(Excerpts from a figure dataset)
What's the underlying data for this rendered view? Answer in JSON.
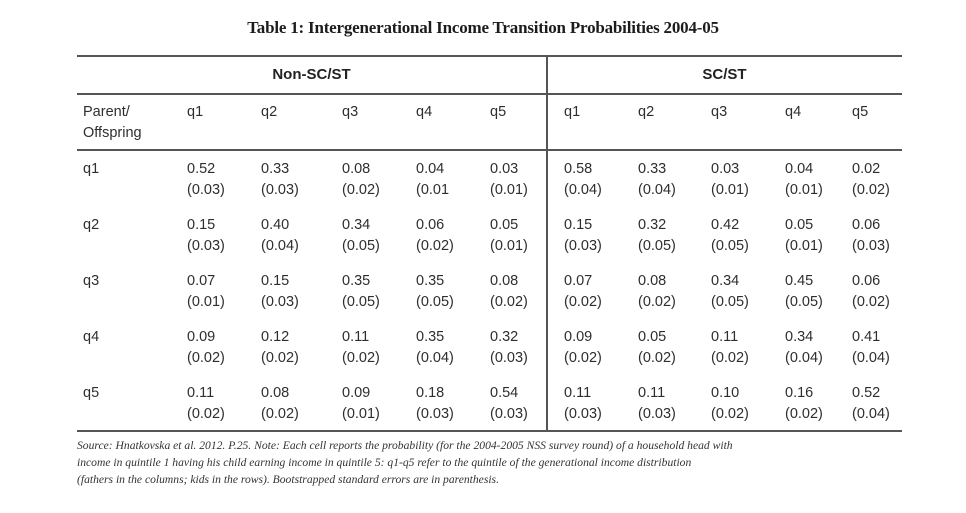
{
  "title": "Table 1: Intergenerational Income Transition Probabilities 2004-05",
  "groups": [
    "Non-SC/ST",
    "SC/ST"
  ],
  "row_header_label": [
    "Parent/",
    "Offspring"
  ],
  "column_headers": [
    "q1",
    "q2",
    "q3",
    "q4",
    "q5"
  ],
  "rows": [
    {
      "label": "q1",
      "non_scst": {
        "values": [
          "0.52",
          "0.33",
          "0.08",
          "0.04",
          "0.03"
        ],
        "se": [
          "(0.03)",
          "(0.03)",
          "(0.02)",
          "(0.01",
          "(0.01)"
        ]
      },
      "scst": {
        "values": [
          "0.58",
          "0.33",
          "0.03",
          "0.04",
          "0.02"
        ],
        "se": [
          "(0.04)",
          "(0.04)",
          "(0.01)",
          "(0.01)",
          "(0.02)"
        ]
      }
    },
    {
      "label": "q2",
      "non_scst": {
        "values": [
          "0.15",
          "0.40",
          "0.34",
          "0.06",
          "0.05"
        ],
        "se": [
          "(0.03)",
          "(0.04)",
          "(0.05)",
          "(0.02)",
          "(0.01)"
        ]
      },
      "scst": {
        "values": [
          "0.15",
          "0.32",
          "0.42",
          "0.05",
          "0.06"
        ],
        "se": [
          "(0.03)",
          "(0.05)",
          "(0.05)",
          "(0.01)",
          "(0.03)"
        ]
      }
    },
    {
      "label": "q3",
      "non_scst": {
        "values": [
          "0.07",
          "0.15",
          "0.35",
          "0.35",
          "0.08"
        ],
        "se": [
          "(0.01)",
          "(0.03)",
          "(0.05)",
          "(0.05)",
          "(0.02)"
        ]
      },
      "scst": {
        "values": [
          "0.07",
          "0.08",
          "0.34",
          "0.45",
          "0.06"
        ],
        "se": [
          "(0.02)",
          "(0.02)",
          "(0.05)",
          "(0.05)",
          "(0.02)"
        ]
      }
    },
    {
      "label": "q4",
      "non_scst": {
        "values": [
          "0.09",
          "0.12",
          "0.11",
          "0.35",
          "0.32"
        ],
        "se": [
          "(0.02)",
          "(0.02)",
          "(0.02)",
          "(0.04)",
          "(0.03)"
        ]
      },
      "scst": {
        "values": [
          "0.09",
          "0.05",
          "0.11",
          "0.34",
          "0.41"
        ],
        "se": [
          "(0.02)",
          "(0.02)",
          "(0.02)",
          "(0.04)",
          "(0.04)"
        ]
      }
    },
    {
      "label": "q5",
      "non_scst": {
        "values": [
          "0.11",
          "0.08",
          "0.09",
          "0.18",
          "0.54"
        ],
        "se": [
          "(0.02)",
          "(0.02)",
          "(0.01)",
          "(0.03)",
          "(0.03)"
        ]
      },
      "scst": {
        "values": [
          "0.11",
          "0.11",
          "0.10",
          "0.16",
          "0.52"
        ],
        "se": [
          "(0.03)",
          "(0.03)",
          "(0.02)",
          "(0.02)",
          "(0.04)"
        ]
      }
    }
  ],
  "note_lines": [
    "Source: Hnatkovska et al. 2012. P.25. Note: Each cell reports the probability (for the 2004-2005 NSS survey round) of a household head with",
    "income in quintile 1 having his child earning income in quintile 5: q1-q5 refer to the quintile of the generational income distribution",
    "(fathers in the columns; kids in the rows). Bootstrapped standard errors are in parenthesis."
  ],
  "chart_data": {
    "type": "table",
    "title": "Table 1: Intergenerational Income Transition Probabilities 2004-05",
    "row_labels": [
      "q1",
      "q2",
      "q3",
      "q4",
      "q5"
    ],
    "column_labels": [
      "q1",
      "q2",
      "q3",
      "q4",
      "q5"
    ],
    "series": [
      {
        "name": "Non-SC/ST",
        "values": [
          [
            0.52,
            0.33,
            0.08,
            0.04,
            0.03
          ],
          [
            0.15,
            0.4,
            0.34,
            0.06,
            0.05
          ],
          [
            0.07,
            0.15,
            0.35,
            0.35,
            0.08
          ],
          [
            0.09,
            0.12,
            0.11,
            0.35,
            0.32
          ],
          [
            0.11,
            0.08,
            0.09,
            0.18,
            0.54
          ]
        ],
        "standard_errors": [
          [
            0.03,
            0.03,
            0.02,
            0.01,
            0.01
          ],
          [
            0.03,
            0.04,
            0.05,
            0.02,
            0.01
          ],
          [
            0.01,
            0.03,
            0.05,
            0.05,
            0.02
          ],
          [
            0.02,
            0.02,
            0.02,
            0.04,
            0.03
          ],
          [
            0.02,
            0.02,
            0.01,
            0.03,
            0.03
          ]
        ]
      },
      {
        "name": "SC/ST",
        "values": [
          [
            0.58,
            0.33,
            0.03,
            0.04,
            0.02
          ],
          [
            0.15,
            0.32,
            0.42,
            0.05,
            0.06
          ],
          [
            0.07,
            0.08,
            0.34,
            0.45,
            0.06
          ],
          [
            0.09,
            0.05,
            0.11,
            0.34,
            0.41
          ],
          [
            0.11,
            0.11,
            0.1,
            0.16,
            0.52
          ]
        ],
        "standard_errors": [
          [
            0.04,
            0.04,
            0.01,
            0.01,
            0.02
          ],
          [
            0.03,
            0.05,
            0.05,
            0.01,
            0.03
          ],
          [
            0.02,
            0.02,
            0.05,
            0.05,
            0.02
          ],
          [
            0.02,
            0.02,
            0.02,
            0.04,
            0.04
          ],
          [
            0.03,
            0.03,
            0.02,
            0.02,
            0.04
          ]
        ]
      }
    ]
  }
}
...
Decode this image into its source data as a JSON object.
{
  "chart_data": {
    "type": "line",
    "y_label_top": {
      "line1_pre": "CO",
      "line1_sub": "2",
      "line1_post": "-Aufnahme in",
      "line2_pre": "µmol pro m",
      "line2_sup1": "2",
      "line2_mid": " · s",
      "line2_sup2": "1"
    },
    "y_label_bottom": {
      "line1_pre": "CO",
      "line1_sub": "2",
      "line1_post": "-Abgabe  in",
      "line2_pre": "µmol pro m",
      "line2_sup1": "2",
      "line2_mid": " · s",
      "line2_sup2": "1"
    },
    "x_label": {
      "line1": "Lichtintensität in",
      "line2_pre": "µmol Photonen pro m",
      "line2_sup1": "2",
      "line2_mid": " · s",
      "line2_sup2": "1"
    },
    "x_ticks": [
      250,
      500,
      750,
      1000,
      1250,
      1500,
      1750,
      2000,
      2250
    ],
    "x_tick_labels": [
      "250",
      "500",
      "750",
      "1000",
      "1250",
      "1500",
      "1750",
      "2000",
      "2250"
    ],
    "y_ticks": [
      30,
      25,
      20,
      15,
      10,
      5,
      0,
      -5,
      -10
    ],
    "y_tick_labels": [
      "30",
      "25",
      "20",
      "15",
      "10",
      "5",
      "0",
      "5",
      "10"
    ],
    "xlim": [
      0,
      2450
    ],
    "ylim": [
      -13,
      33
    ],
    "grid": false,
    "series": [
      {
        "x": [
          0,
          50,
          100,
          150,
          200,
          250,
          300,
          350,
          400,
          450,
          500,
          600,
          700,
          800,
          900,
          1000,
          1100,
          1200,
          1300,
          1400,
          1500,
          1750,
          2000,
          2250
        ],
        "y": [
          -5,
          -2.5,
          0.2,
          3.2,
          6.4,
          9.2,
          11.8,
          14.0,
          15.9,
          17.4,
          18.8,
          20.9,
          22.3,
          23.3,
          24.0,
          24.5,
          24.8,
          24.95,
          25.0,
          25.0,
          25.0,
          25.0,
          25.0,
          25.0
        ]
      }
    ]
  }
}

(TASK BRIEF)
Check each line of the records for the word "JSON" and extract those that contain it.

(RESULT FOR THIS TASK)
What's the underlying data for this rendered view? Answer in JSON.
Decode this image into its source data as a JSON object.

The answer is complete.